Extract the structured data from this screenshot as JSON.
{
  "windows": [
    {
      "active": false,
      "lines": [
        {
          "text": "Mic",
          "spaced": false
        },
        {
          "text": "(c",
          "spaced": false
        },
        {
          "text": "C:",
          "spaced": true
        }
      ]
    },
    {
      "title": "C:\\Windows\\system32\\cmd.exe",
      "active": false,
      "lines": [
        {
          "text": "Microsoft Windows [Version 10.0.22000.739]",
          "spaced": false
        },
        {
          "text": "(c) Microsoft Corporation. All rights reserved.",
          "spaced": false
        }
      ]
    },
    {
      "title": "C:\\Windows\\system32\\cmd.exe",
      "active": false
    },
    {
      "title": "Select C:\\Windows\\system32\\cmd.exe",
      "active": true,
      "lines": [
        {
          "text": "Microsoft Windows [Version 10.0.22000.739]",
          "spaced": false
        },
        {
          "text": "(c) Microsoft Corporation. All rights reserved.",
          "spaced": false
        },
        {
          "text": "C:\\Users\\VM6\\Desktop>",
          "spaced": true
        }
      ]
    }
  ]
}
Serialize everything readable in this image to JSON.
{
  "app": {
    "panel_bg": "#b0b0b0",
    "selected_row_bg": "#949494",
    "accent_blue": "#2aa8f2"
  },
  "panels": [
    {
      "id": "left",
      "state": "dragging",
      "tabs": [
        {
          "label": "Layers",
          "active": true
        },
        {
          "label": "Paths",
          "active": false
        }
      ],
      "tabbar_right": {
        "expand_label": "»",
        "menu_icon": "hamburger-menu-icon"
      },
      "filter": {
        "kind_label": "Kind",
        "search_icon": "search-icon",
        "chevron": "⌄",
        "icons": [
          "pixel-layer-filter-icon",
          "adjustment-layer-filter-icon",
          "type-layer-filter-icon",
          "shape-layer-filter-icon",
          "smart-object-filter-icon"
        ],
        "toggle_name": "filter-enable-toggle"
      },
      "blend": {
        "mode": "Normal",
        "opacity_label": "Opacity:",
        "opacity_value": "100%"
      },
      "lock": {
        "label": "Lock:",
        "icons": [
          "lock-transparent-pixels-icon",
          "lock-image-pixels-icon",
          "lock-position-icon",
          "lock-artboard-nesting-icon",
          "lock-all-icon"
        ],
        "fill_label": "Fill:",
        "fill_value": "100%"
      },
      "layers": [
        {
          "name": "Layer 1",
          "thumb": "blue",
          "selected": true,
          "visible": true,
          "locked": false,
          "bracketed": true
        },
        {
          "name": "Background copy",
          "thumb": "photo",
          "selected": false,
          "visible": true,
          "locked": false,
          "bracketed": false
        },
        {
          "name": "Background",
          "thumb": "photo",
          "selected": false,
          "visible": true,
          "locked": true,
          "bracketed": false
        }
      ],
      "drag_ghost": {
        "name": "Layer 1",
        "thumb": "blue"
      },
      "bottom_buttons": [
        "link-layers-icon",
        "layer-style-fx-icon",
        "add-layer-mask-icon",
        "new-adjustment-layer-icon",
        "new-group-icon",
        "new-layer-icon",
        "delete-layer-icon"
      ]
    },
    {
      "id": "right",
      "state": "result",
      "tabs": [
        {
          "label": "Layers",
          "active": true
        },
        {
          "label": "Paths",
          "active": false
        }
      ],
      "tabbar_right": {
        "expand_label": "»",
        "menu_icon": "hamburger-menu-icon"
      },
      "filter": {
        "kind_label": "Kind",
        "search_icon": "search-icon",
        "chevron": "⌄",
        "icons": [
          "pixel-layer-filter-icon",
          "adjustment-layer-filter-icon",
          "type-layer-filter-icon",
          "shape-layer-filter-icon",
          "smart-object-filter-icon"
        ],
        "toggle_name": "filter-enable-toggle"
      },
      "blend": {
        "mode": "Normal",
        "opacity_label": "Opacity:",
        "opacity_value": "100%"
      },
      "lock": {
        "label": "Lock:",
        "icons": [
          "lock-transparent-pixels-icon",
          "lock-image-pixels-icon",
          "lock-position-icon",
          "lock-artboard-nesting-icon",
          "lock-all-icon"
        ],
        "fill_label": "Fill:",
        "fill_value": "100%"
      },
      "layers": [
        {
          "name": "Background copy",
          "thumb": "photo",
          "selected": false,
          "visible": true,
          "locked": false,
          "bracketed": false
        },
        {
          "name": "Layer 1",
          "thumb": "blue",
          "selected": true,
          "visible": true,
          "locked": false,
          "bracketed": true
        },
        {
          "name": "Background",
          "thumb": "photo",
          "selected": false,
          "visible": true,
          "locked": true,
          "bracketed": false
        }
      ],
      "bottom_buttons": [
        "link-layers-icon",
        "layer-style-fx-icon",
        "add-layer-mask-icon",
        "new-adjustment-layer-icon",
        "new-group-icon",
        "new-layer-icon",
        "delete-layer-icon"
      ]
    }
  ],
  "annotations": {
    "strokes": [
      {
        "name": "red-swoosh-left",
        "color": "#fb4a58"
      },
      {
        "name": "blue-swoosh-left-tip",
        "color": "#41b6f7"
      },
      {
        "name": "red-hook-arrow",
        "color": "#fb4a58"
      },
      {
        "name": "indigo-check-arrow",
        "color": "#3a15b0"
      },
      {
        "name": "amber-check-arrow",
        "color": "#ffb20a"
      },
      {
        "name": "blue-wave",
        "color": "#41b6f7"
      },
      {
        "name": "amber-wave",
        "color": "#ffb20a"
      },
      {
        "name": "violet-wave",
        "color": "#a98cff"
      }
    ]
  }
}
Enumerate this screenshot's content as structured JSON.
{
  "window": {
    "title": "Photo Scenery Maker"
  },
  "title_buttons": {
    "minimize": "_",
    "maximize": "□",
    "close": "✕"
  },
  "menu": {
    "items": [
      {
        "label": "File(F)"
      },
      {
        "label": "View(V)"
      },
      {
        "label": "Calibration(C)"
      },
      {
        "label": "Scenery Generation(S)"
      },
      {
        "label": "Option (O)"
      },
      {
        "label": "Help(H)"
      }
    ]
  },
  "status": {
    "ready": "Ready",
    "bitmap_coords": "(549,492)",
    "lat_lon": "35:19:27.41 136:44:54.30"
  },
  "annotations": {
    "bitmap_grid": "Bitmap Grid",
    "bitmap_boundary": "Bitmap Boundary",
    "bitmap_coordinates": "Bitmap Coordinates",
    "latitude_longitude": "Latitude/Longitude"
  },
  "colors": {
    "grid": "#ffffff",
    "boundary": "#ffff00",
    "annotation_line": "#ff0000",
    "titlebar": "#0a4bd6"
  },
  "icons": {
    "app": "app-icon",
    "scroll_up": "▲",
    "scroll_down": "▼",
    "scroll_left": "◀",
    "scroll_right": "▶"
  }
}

§

## Short exercise
Every line above should be written out again exactly as it stands.

## Response for this exercise
Extract the structured data from this screenshot as JSON.
{
  "windows": [
    {
      "active": false,
      "lines": [
        {
          "text": "Mic",
          "spaced": false
        },
        {
          "text": "(c",
          "spaced": false
        },
        {
          "text": "C:",
          "spaced": true
        }
      ]
    },
    {
      "title": "C:\\Windows\\system32\\cmd.exe",
      "active": false,
      "lines": [
        {
          "text": "Microsoft Windows [Version 10.0.22000.739]",
          "spaced": false
        },
        {
          "text": "(c) Microsoft Corporation. All rights reserved.",
          "spaced": false
        }
      ]
    },
    {
      "title": "C:\\Windows\\system32\\cmd.exe",
      "active": false
    },
    {
      "title": "Select C:\\Windows\\system32\\cmd.exe",
      "active": true,
      "lines": [
        {
          "text": "Microsoft Windows [Version 10.0.22000.739]",
          "spaced": false
        },
        {
          "text": "(c) Microsoft Corporation. All rights reserved.",
          "spaced": false
        },
        {
          "text": "C:\\Users\\VM6\\Desktop>",
          "spaced": true
        }
      ]
    }
  ]
}
Serialize everything readable in this image to JSON.
{
  "app": {
    "panel_bg": "#b0b0b0",
    "selected_row_bg": "#949494",
    "accent_blue": "#2aa8f2"
  },
  "panels": [
    {
      "id": "left",
      "state": "dragging",
      "tabs": [
        {
          "label": "Layers",
          "active": true
        },
        {
          "label": "Paths",
          "active": false
        }
      ],
      "tabbar_right": {
        "expand_label": "»",
        "menu_icon": "hamburger-menu-icon"
      },
      "filter": {
        "kind_label": "Kind",
        "search_icon": "search-icon",
        "chevron": "⌄",
        "icons": [
          "pixel-layer-filter-icon",
          "adjustment-layer-filter-icon",
          "type-layer-filter-icon",
          "shape-layer-filter-icon",
          "smart-object-filter-icon"
        ],
        "toggle_name": "filter-enable-toggle"
      },
      "blend": {
        "mode": "Normal",
        "opacity_label": "Opacity:",
        "opacity_value": "100%"
      },
      "lock": {
        "label": "Lock:",
        "icons": [
          "lock-transparent-pixels-icon",
          "lock-image-pixels-icon",
          "lock-position-icon",
          "lock-artboard-nesting-icon",
          "lock-all-icon"
        ],
        "fill_label": "Fill:",
        "fill_value": "100%"
      },
      "layers": [
        {
          "name": "Layer 1",
          "thumb": "blue",
          "selected": true,
          "visible": true,
          "locked": false,
          "bracketed": true
        },
        {
          "name": "Background copy",
          "thumb": "photo",
          "selected": false,
          "visible": true,
          "locked": false,
          "bracketed": false
        },
        {
          "name": "Background",
          "thumb": "photo",
          "selected": false,
          "visible": true,
          "locked": true,
          "bracketed": false
        }
      ],
      "drag_ghost": {
        "name": "Layer 1",
        "thumb": "blue"
      },
      "bottom_buttons": [
        "link-layers-icon",
        "layer-style-fx-icon",
        "add-layer-mask-icon",
        "new-adjustment-layer-icon",
        "new-group-icon",
        "new-layer-icon",
        "delete-layer-icon"
      ]
    },
    {
      "id": "right",
      "state": "result",
      "tabs": [
        {
          "label": "Layers",
          "active": true
        },
        {
          "label": "Paths",
          "active": false
        }
      ],
      "tabbar_right": {
        "expand_label": "»",
        "menu_icon": "hamburger-menu-icon"
      },
      "filter": {
        "kind_label": "Kind",
        "search_icon": "search-icon",
        "chevron": "⌄",
        "icons": [
          "pixel-layer-filter-icon",
          "adjustment-layer-filter-icon",
          "type-layer-filter-icon",
          "shape-layer-filter-icon",
          "smart-object-filter-icon"
        ],
        "toggle_name": "filter-enable-toggle"
      },
      "blend": {
        "mode": "Normal",
        "opacity_label": "Opacity:",
        "opacity_value": "100%"
      },
      "lock": {
        "label": "Lock:",
        "icons": [
          "lock-transparent-pixels-icon",
          "lock-image-pixels-icon",
          "lock-position-icon",
          "lock-artboard-nesting-icon",
          "lock-all-icon"
        ],
        "fill_label": "Fill:",
        "fill_value": "100%"
      },
      "layers": [
        {
          "name": "Background copy",
          "thumb": "photo",
          "selected": false,
          "visible": true,
          "locked": false,
          "bracketed": false
        },
        {
          "name": "Layer 1",
          "thumb": "blue",
          "selected": true,
          "visible": true,
          "locked": false,
          "bracketed": true
        },
        {
          "name": "Background",
          "thumb": "photo",
          "selected": false,
          "visible": true,
          "locked": true,
          "bracketed": false
        }
      ],
      "bottom_buttons": [
        "link-layers-icon",
        "layer-style-fx-icon",
        "add-layer-mask-icon",
        "new-adjustment-layer-icon",
        "new-group-icon",
        "new-layer-icon",
        "delete-layer-icon"
      ]
    }
  ],
  "annotations": {
    "strokes": [
      {
        "name": "red-swoosh-left",
        "color": "#fb4a58"
      },
      {
        "name": "blue-swoosh-left-tip",
        "color": "#41b6f7"
      },
      {
        "name": "red-hook-arrow",
        "color": "#fb4a58"
      },
      {
        "name": "indigo-check-arrow",
        "color": "#3a15b0"
      },
      {
        "name": "amber-check-arrow",
        "color": "#ffb20a"
      },
      {
        "name": "blue-wave",
        "color": "#41b6f7"
      },
      {
        "name": "amber-wave",
        "color": "#ffb20a"
      },
      {
        "name": "violet-wave",
        "color": "#a98cff"
      }
    ]
  }
}
Enumerate this screenshot's content as structured JSON.
{
  "window": {
    "title": "Photo Scenery Maker"
  },
  "title_buttons": {
    "minimize": "_",
    "maximize": "□",
    "close": "✕"
  },
  "menu": {
    "items": [
      {
        "label": "File(F)"
      },
      {
        "label": "View(V)"
      },
      {
        "label": "Calibration(C)"
      },
      {
        "label": "Scenery Generation(S)"
      },
      {
        "label": "Option (O)"
      },
      {
        "label": "Help(H)"
      }
    ]
  },
  "status": {
    "ready": "Ready",
    "bitmap_coords": "(549,492)",
    "lat_lon": "35:19:27.41 136:44:54.30"
  },
  "annotations": {
    "bitmap_grid": "Bitmap Grid",
    "bitmap_boundary": "Bitmap Boundary",
    "bitmap_coordinates": "Bitmap Coordinates",
    "latitude_longitude": "Latitude/Longitude"
  },
  "colors": {
    "grid": "#ffffff",
    "boundary": "#ffff00",
    "annotation_line": "#ff0000",
    "titlebar": "#0a4bd6"
  },
  "icons": {
    "app": "app-icon",
    "scroll_up": "▲",
    "scroll_down": "▼",
    "scroll_left": "◀",
    "scroll_right": "▶"
  }
}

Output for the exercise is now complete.